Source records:

## start

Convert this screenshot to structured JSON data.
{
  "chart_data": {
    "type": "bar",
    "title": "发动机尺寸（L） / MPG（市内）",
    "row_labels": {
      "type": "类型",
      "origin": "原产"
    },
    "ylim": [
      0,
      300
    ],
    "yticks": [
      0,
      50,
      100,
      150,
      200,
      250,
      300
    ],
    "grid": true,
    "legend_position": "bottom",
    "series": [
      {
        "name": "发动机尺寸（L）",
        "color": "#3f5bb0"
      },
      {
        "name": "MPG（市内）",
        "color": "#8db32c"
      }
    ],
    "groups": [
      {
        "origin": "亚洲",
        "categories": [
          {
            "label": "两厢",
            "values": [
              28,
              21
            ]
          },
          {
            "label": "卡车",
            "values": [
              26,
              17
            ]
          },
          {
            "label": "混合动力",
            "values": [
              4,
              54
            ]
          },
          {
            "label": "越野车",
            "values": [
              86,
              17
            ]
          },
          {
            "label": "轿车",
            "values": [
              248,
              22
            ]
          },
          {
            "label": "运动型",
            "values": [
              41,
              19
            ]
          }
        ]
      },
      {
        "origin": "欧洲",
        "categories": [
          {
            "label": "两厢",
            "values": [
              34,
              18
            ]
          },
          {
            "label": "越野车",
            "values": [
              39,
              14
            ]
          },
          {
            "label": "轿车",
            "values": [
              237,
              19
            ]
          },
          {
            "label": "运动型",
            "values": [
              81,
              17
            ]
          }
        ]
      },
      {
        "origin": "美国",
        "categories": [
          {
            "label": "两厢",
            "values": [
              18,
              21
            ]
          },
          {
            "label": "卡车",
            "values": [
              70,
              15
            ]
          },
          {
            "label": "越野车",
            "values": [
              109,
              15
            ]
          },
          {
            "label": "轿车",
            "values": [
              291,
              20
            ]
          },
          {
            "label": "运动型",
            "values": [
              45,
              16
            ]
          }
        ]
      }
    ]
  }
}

## end

Every line in the data that holds "origin" should be copied out.

      "origin": "原产"
        "origin": "亚洲",
        "origin": "欧洲",
        "origin": "美国",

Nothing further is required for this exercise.